> [Problem requirements]:
Reproduce the listing below exactly, minus its pictures.

> [Data listing]:

━━━━━━━━━━━━━━━━

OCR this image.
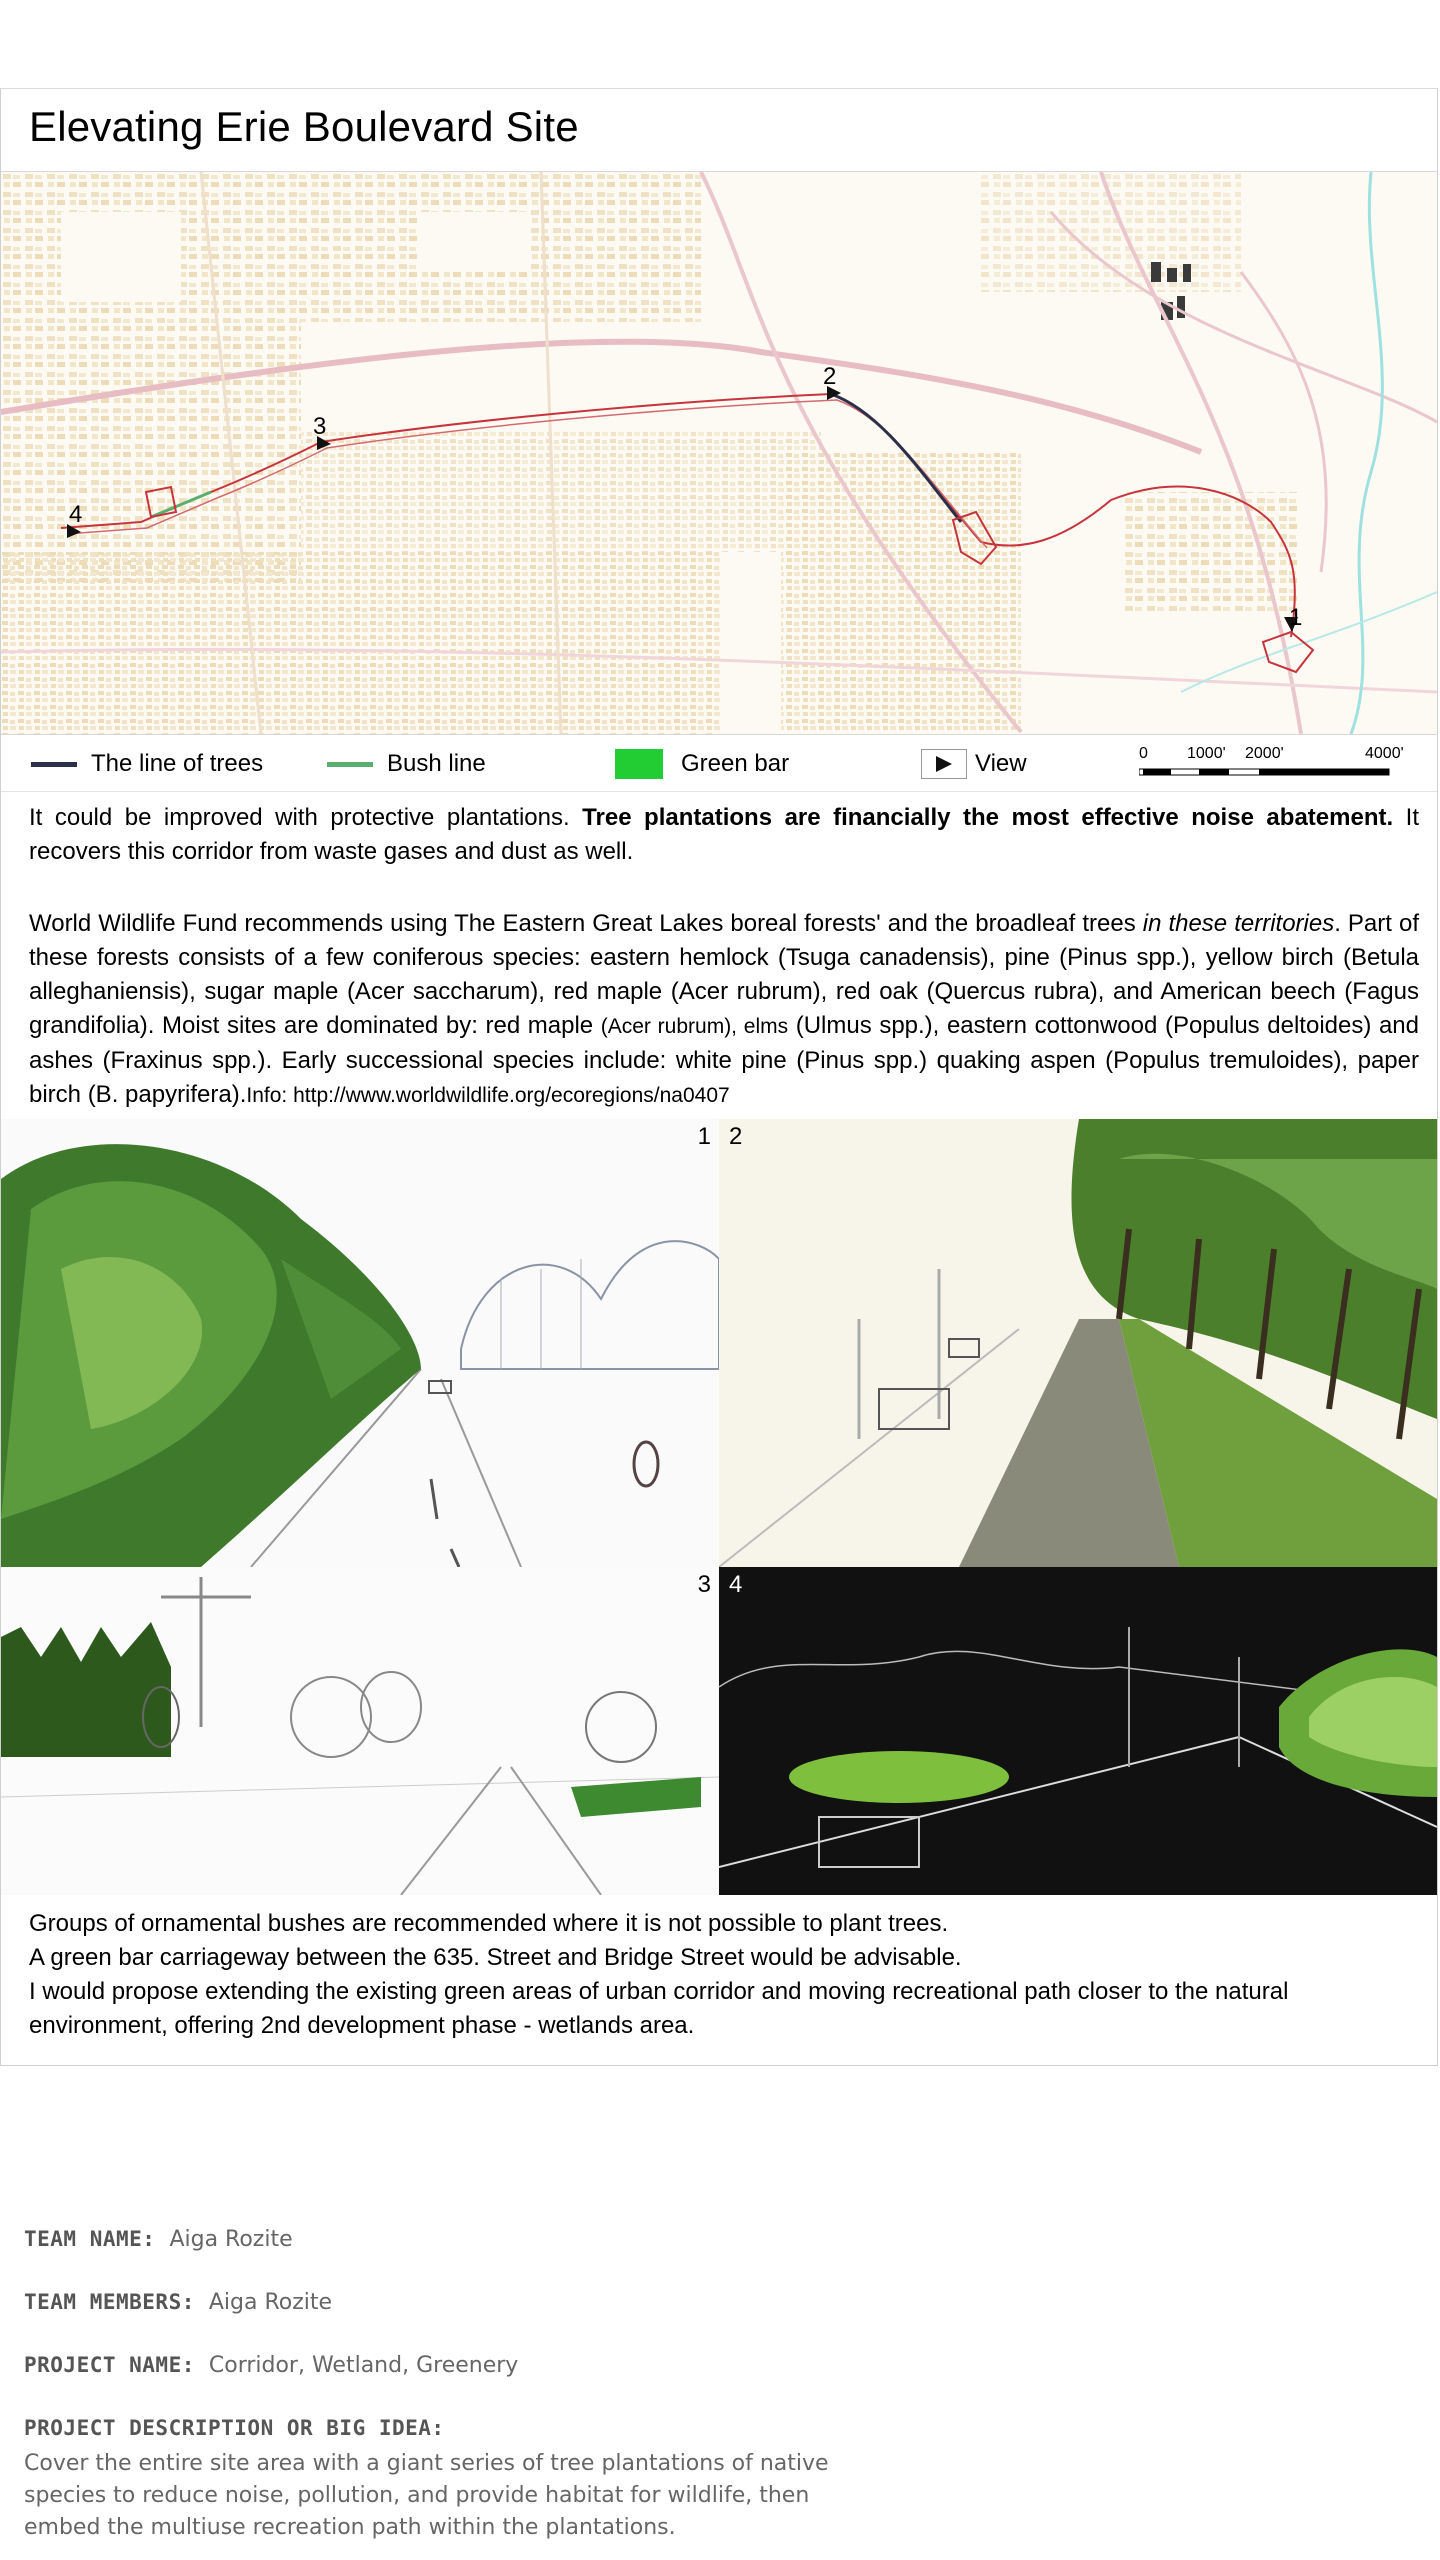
Elevating Erie Boulevard Site
1
2
3
4
The line of trees	Bush line	Green bar	View	0 1000' 2000'	4000'
It could be improved with protective plantations. Tree plantations are financially the most effective noise abatement. It recovers this corridor from waste gases and dust as well.
World Wildlife Fund recommends using The Eastern Great Lakes boreal forests' and the broadleaf trees in these territories. Part of these forests consists of a few coniferous species: eastern hemlock (Tsuga canadensis), pine (Pinus spp.), yellow birch (Betula alleghaniensis), sugar maple (Acer saccharum), red maple (Acer rubrum), red oak (Quercus rubra), and American beech (Fagus grandifolia). Moist sites are dominated by: red maple (Acer rubrum), elms (Ulmus spp.), eastern cottonwood (Populus deltoides) and ashes (Fraxinus spp.). Early successional species include: white pine (Pinus spp.) quaking aspen (Populus tremuloides), paper birch (B. papyrifera).Info: http://www.worldwildlife.org/ecoregions/na0407
1 2
3 4

Groups of ornamental bushes are recommended where it is not possible to plant trees.

A green bar carriageway between the 635. Street and Bridge Street would be advisable.

I would propose extending the existing green areas of urban corridor and moving recreational path closer to the natural environment, offering 2nd development phase - wetlands area.

TEAM NAME: Aiga Rozite
TEAM MEMBERS: Aiga Rozite
PROJECT NAME: Corridor, Wetland, Greenery
PROJECT DESCRIPTION OR BIG IDEA:
Cover the entire site area with a giant series of tree plantations of native species to reduce noise, pollution, and provide habitat for wildlife, then embed the multiuse recreation path within the plantations.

━━━━━━━━━━━━━━━━

> [Final result]:
OCR this image.
Elevating Erie Boulevard Site
1
2
3
4
The line of trees	Bush line	Green bar	View	0 1000' 2000'	4000'
It could be improved with protective plantations. Tree plantations are financially the most effective noise abatement. It recovers this corridor from waste gases and dust as well.
World Wildlife Fund recommends using The Eastern Great Lakes boreal forests' and the broadleaf trees in these territories. Part of these forests consists of a few coniferous species: eastern hemlock (Tsuga canadensis), pine (Pinus spp.), yellow birch (Betula alleghaniensis), sugar maple (Acer saccharum), red maple (Acer rubrum), red oak (Quercus rubra), and American beech (Fagus grandifolia). Moist sites are dominated by: red maple (Acer rubrum), elms (Ulmus spp.), eastern cottonwood (Populus deltoides) and ashes (Fraxinus spp.). Early successional species include: white pine (Pinus spp.) quaking aspen (Populus tremuloides), paper birch (B. papyrifera).Info: http://www.worldwildlife.org/ecoregions/na0407
1 2
3 4

Groups of ornamental bushes are recommended where it is not possible to plant trees.

A green bar carriageway between the 635. Street and Bridge Street would be advisable.

I would propose extending the existing green areas of urban corridor and moving recreational path closer to the natural environment, offering 2nd development phase - wetlands area.

TEAM NAME: Aiga Rozite
TEAM MEMBERS: Aiga Rozite
PROJECT NAME: Corridor, Wetland, Greenery
PROJECT DESCRIPTION OR BIG IDEA:
Cover the entire site area with a giant series of tree plantations of native species to reduce noise, pollution, and provide habitat for wildlife, then embed the multiuse recreation path within the plantations.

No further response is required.